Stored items
[START]
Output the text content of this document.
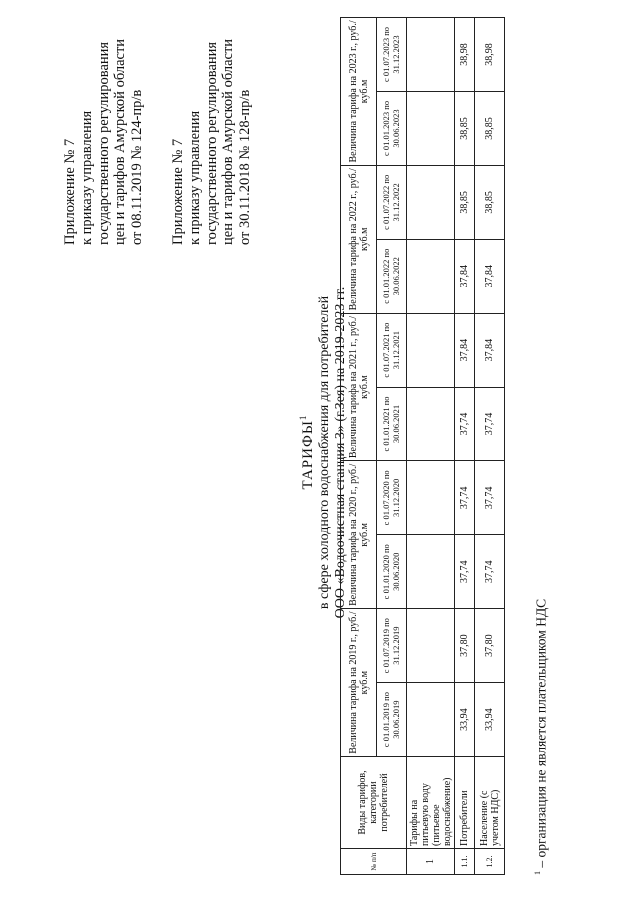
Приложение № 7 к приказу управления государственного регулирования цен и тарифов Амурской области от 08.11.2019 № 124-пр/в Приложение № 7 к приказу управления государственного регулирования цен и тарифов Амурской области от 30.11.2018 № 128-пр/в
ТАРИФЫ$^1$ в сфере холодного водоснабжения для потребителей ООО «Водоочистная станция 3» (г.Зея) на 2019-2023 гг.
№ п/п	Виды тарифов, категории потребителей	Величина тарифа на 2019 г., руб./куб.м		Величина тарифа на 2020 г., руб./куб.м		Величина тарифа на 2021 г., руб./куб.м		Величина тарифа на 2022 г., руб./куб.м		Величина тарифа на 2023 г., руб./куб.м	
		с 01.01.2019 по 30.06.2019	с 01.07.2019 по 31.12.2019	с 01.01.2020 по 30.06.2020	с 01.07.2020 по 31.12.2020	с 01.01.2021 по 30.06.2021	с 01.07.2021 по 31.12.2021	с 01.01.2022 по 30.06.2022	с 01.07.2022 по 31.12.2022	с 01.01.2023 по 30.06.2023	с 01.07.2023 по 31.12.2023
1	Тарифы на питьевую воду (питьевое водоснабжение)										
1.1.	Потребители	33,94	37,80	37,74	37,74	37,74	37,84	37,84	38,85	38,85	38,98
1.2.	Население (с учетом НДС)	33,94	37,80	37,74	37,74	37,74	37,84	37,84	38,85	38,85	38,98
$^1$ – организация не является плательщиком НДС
[END]
[START]
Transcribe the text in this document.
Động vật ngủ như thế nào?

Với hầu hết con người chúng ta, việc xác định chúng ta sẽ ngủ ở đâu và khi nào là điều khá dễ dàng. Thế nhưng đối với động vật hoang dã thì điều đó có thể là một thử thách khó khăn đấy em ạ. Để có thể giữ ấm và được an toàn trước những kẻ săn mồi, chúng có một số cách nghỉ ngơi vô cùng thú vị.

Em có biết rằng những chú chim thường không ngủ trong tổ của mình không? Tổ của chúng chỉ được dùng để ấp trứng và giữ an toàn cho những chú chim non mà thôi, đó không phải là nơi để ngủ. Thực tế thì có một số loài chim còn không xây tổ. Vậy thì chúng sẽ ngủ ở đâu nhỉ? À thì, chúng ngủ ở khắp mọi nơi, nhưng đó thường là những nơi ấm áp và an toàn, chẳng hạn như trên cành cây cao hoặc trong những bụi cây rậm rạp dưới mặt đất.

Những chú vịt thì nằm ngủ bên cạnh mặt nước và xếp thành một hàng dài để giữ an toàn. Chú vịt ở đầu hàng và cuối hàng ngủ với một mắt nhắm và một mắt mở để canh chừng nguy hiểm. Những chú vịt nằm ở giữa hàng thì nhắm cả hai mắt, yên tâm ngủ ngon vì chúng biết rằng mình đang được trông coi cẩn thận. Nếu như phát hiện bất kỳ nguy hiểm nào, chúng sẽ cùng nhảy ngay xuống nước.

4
[END]
— THE EXERCISE —
Show all lines from the data above in which the word "text" appears.

— IN RESPONSE —
Output the text content of this document.
Transcribe the text in this document.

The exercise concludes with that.